TEXT BLOCK:

- - - -

By Gerard P. Fox, Esq.
|Gerard P. Fox, Esq. and his firm
handle general business, contract
and IP litigation across the
entertainment industry and
Attorney Gerard P. Fox has acted as lead trial counsel for corporate clients such as Vivendi and Clear Channel. Mr. Fox has also represented high profile entertainers including Madonna, Anita Baker and the Isley Brothers.
From hiring experts to damage awards, in his post below, Mr. Fox shares some very useful tips from his years of copyright litigation experience. For a personalized consultation, contact the Law Offices of Gerard Fox and also check out his Fox's Litigation Strategies Blog.
1. In my opinion the Federal District Courts have been improperly applying a quantitative and not qualitative copyright analysis in music and film cases. This means that they take the totality of your copyrighted work which you claim has been infringed, and hold it up against the totality of the infringing work and actively look for dissimilarities. This is incorrect under the law because in truth a song often includes many small, integrated and unique copyrightable works. Unfortunately, because the courts are taking this approach, it is much harder to win a copyright case in district court. I tried one of the last published wins where I represented an artist claiming a part of their song was infringed. See Three Boys Music (Ronald Isley) v. Michael Bolton. It’s not common.

- - - -

PROVIDED RECORDS:

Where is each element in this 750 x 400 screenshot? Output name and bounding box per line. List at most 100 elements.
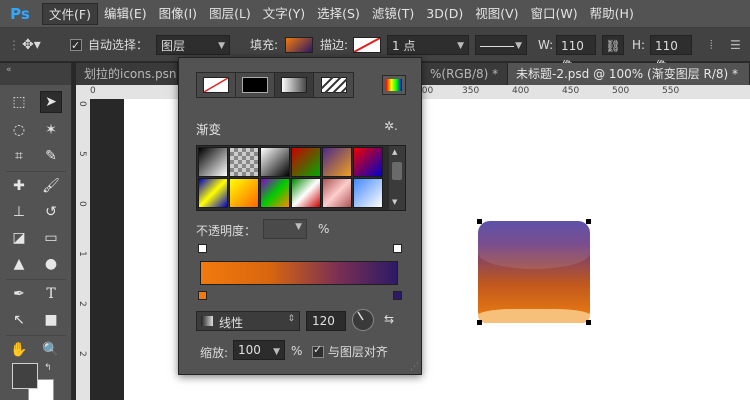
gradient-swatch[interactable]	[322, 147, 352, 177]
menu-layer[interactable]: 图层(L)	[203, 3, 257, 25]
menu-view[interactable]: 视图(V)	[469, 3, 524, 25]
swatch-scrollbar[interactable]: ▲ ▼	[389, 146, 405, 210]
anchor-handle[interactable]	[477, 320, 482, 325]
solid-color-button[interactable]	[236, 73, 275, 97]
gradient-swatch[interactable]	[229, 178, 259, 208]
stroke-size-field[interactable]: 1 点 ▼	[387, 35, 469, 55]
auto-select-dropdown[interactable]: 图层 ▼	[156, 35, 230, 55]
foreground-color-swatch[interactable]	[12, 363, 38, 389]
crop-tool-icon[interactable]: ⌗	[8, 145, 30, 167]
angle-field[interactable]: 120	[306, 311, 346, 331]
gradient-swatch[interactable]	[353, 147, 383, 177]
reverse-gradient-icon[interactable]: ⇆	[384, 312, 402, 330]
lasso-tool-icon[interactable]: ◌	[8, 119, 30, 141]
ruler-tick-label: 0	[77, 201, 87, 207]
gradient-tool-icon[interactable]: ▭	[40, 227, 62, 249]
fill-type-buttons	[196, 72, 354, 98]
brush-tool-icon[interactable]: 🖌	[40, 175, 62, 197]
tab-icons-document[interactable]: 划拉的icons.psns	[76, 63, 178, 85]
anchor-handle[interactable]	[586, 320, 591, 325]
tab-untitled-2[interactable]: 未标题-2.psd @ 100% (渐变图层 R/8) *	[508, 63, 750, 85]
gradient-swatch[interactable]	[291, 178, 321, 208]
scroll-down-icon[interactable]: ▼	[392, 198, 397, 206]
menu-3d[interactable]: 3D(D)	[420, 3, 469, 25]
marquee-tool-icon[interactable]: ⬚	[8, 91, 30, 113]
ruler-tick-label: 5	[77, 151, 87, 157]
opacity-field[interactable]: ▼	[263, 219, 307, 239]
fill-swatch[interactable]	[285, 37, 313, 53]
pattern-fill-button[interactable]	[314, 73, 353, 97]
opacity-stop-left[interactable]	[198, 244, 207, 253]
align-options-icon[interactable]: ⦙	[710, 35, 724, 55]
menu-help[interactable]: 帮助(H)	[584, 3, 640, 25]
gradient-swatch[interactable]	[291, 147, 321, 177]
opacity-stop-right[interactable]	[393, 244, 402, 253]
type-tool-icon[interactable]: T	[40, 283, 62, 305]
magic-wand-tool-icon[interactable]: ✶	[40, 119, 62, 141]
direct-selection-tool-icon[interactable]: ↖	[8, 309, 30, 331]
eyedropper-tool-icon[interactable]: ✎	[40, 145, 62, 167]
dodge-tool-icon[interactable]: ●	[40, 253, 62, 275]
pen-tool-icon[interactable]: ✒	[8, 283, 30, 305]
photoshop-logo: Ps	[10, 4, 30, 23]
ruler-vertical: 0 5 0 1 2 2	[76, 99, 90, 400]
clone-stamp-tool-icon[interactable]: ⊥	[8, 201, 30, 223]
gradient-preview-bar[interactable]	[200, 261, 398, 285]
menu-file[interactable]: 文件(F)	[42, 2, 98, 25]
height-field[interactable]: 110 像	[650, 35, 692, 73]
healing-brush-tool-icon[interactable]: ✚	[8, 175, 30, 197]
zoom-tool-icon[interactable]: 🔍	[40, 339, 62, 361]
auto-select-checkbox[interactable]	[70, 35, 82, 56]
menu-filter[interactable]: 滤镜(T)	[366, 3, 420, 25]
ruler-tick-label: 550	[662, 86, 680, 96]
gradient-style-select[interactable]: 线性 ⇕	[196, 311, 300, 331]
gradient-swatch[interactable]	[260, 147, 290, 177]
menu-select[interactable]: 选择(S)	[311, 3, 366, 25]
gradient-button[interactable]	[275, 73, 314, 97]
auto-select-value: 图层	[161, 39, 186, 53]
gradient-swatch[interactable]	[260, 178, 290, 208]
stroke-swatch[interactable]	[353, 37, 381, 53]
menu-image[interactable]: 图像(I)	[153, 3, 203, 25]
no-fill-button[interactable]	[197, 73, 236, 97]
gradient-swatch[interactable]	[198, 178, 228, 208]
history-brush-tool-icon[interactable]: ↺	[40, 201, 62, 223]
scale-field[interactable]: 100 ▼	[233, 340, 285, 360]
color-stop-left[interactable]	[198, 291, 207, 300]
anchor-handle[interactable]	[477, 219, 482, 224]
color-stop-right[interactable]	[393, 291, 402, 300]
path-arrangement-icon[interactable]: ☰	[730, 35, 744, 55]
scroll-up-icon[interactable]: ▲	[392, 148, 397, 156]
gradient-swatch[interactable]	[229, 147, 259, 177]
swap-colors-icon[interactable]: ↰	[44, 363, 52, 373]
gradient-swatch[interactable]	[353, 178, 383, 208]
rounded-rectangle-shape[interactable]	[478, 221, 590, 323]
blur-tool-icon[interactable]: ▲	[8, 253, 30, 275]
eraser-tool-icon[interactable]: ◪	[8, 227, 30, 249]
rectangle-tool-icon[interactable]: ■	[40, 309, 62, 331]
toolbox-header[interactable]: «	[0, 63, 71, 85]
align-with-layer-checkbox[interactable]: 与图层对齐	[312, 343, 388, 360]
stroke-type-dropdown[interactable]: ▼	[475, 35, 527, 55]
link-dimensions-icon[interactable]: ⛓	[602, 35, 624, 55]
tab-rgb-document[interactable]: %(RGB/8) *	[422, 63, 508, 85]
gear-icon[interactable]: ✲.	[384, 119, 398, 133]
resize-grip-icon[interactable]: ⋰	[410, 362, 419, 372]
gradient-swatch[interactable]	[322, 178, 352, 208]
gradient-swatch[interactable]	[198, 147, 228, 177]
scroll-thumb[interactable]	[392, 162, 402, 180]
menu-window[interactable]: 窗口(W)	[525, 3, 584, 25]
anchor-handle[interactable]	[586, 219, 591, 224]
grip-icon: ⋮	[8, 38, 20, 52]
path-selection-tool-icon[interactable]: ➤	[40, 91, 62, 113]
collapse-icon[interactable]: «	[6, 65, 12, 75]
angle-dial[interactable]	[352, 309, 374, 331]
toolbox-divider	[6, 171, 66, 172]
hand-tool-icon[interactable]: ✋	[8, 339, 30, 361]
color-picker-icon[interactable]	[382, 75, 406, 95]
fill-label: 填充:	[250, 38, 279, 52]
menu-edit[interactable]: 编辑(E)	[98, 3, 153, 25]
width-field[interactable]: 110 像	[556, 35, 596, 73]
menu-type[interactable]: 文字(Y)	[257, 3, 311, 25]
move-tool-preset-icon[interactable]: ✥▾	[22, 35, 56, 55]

- - - -

EXERCISE:
In the text on copyright litigation, reproduce the passage from "From hiring experts" up to and including "Litigation Strategies Blog.", changing "useful" to "practical".

TASK ANSWER:
From hiring experts to damage awards, in his post below, Mr. Fox shares some very practical tips from his years of copyright litigation experience. For a personalized consultation, contact the Law Offices of Gerard Fox and also check out his Fox's Litigation Strategies Blog.